> **WHAT YOU HAVE TO DO**:
Lines containing the word "screenshot" should be extracted in full.

Figure content listings:
- - - -

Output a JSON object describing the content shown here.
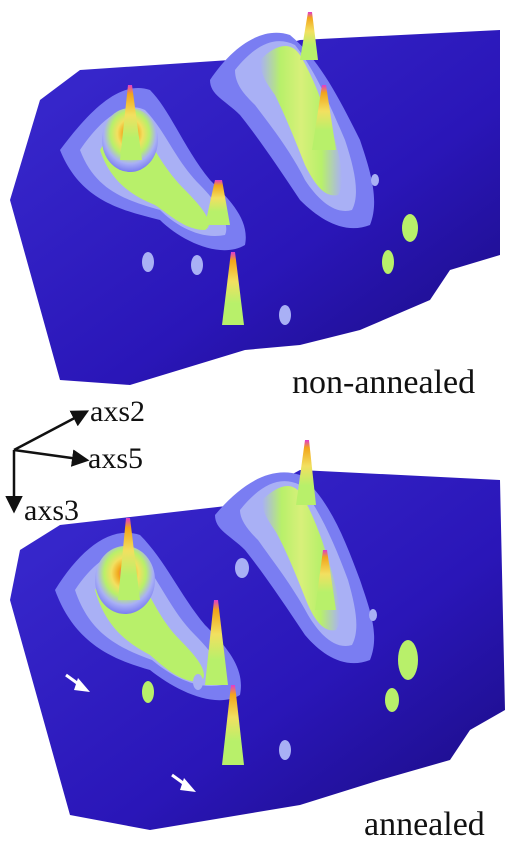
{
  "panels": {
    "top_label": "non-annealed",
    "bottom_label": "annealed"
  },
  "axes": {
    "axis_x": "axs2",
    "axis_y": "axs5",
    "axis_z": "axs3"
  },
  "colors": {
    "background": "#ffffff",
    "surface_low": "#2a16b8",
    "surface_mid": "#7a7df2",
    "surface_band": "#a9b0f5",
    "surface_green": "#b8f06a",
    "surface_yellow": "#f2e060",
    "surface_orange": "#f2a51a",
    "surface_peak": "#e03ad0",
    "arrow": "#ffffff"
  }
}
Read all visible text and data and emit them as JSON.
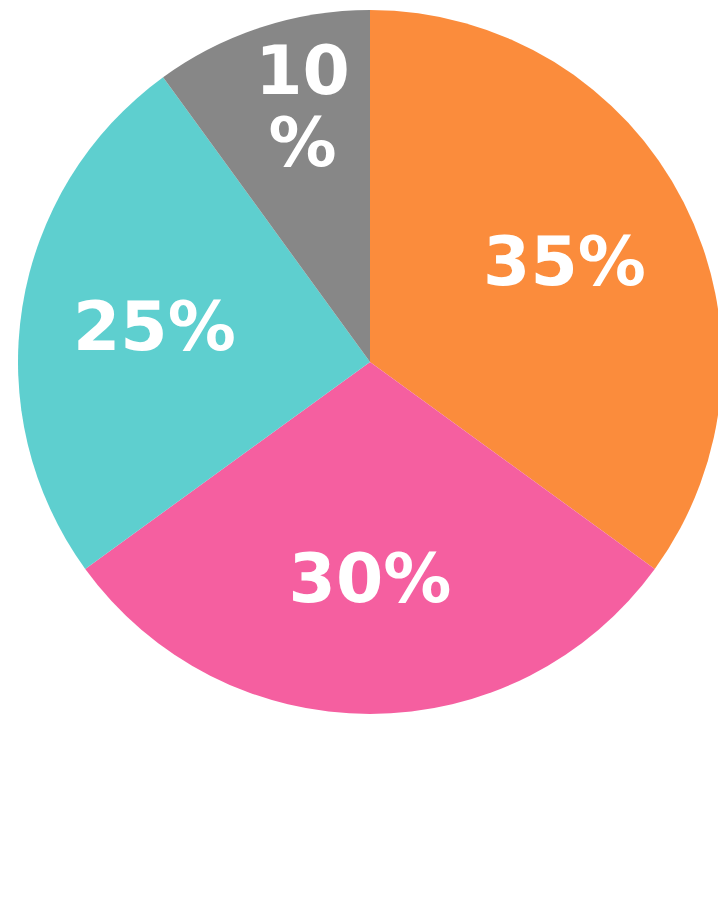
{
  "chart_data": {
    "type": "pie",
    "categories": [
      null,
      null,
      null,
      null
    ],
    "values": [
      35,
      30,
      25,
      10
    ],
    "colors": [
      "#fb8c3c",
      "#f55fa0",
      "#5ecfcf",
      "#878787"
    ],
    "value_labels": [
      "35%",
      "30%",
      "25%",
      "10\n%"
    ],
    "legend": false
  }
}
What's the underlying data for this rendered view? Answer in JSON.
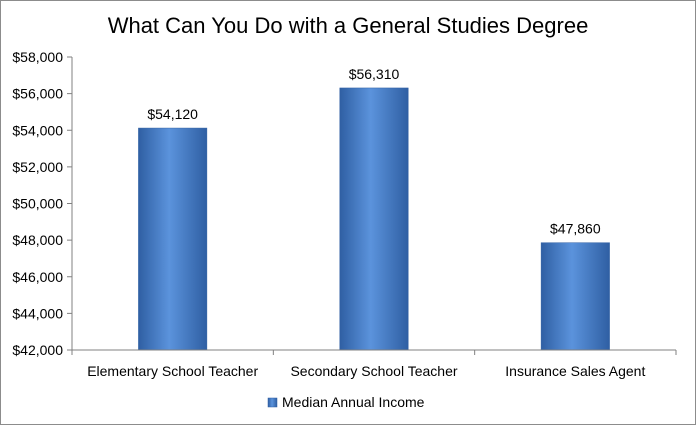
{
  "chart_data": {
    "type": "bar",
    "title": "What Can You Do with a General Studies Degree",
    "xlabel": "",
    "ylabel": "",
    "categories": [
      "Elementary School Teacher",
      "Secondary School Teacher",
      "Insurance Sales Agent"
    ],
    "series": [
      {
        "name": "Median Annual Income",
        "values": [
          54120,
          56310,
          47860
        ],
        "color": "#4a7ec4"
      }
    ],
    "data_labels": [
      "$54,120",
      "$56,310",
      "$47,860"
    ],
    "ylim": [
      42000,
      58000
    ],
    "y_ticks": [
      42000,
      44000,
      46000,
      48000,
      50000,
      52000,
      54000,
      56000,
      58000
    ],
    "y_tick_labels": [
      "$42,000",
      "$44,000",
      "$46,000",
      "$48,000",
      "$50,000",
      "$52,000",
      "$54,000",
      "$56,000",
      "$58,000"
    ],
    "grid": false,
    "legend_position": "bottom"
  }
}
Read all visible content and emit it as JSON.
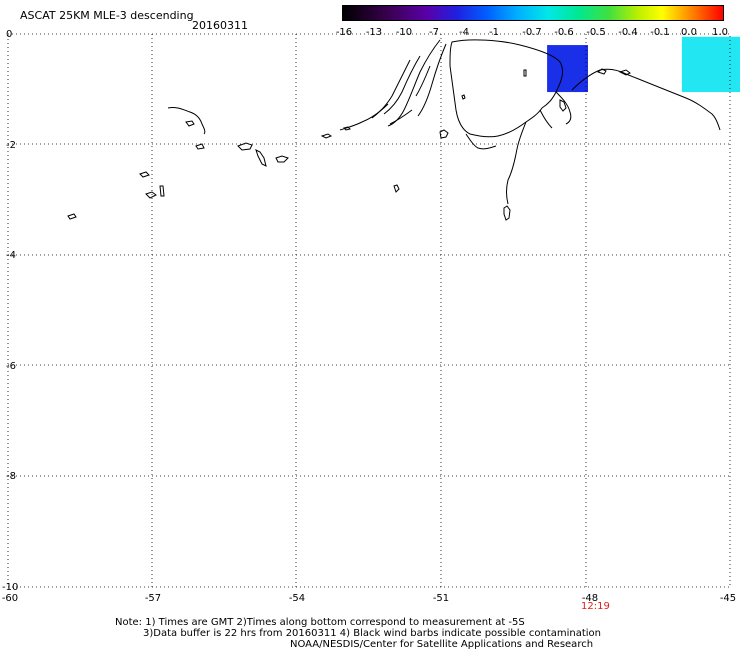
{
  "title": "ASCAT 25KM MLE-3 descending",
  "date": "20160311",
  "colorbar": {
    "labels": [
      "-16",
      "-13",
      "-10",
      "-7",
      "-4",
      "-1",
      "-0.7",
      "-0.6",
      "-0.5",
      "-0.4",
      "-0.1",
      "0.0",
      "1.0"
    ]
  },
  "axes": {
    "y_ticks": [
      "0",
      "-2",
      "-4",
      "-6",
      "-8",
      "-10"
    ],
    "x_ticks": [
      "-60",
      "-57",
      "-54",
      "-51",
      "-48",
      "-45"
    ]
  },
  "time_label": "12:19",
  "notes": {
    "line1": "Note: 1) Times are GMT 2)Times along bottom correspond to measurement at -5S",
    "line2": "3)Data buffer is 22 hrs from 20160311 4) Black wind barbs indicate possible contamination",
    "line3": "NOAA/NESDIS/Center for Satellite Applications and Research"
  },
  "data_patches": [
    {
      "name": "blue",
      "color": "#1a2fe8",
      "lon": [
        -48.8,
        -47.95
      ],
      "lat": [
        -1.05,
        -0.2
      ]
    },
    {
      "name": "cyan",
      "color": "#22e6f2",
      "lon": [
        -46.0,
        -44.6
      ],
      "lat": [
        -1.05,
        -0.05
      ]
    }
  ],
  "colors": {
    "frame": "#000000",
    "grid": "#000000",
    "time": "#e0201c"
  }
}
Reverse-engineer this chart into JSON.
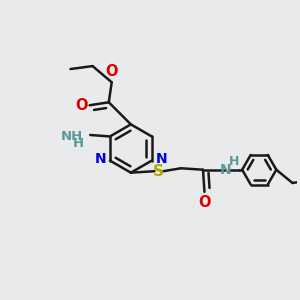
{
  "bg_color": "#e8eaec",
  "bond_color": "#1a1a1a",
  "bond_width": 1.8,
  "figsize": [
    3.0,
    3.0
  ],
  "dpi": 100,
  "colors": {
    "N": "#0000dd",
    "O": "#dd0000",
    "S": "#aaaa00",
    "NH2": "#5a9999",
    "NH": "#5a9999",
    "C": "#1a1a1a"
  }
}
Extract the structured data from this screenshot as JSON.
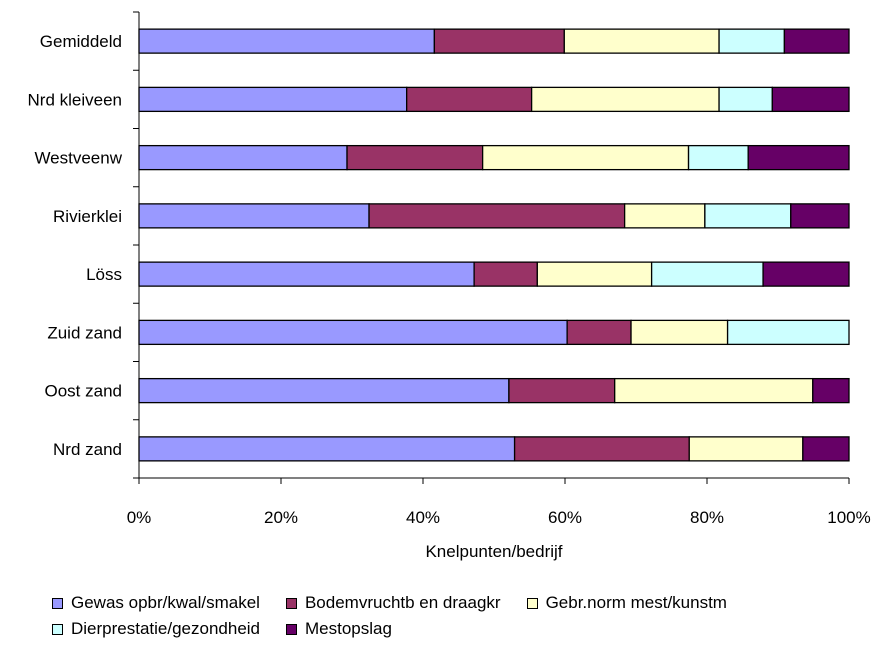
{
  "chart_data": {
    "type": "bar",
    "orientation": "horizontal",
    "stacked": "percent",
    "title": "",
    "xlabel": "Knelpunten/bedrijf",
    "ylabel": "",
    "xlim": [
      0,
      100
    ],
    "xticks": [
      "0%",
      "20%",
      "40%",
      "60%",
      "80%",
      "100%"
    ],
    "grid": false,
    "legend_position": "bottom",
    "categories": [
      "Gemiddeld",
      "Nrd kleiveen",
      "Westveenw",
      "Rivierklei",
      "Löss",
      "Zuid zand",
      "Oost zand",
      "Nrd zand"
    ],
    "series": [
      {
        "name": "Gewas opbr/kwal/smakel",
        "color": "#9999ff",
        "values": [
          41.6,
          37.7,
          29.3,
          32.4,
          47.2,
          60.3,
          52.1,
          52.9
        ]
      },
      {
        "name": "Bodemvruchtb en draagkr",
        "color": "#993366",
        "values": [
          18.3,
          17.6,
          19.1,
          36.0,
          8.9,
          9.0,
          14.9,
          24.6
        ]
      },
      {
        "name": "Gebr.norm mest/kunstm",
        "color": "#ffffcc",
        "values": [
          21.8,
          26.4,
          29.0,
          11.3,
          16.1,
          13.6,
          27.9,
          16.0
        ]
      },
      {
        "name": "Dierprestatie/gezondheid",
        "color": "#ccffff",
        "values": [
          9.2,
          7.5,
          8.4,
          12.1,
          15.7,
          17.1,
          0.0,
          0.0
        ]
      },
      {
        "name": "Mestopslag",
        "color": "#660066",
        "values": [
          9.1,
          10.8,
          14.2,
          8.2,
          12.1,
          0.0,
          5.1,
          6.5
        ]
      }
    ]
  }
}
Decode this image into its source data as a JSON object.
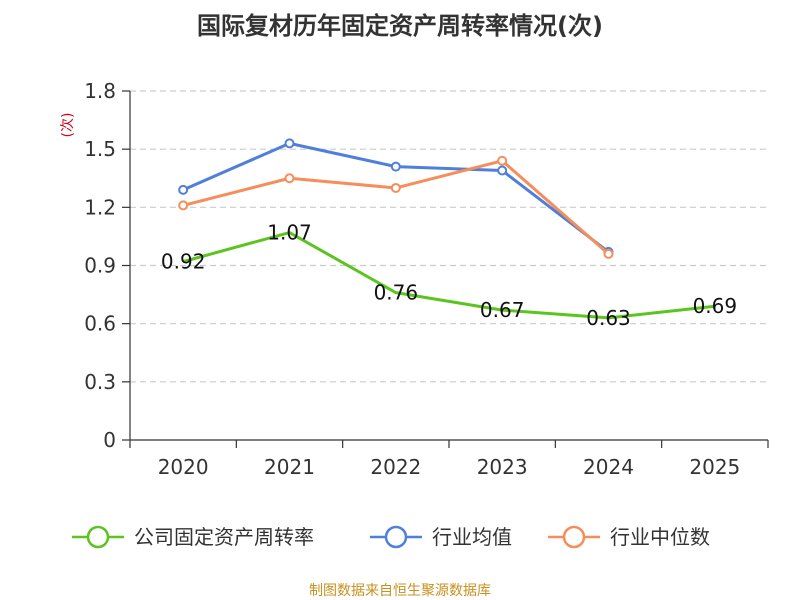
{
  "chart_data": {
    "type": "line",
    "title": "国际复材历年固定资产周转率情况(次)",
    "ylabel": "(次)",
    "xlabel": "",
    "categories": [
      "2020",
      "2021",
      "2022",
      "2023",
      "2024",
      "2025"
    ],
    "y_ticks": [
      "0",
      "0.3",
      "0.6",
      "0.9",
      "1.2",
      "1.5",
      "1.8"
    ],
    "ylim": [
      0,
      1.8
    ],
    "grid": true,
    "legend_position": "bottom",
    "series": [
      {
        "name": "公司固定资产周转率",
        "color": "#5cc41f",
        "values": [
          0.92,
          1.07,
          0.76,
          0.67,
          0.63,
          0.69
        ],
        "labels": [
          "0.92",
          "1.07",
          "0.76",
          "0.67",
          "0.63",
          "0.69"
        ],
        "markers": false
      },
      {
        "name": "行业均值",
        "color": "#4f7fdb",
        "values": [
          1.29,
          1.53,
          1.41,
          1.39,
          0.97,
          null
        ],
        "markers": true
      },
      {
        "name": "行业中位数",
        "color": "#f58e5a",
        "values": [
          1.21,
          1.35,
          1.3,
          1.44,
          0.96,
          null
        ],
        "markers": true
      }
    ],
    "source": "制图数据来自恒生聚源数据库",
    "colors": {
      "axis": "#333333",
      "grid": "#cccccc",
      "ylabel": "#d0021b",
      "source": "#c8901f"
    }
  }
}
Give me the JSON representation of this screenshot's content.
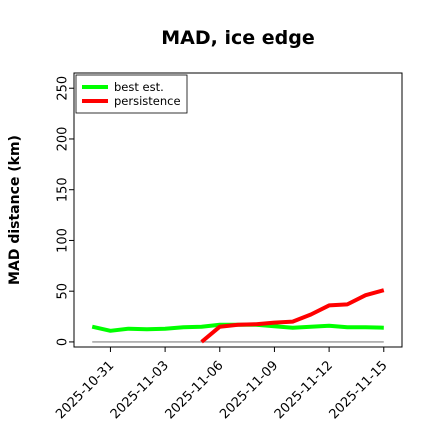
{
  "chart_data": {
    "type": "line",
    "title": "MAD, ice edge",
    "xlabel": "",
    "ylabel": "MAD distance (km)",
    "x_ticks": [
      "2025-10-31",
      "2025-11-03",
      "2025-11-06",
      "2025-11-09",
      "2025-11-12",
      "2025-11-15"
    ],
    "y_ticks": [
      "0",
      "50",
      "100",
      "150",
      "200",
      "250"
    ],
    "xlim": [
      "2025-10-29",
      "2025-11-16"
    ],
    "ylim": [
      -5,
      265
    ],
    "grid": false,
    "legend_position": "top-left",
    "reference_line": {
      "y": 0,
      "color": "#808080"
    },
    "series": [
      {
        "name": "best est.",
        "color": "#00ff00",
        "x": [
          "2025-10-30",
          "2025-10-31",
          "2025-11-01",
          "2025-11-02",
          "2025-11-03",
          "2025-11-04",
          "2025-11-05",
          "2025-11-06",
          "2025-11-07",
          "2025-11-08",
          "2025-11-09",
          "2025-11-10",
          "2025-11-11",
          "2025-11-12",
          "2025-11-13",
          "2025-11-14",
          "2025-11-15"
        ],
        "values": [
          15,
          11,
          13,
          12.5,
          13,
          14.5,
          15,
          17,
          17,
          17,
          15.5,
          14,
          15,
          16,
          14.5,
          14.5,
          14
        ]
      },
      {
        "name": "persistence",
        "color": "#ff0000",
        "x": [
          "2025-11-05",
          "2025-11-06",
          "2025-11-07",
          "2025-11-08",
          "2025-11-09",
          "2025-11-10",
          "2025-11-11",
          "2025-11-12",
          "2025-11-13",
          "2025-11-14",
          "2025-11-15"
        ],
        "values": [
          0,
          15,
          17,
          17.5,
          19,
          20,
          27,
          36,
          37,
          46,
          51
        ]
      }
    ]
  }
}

- - - -

> **THE REPLY**:
Extract the structured data from this screenshot as JSON.
Give me the JSON representation of this screenshot's content.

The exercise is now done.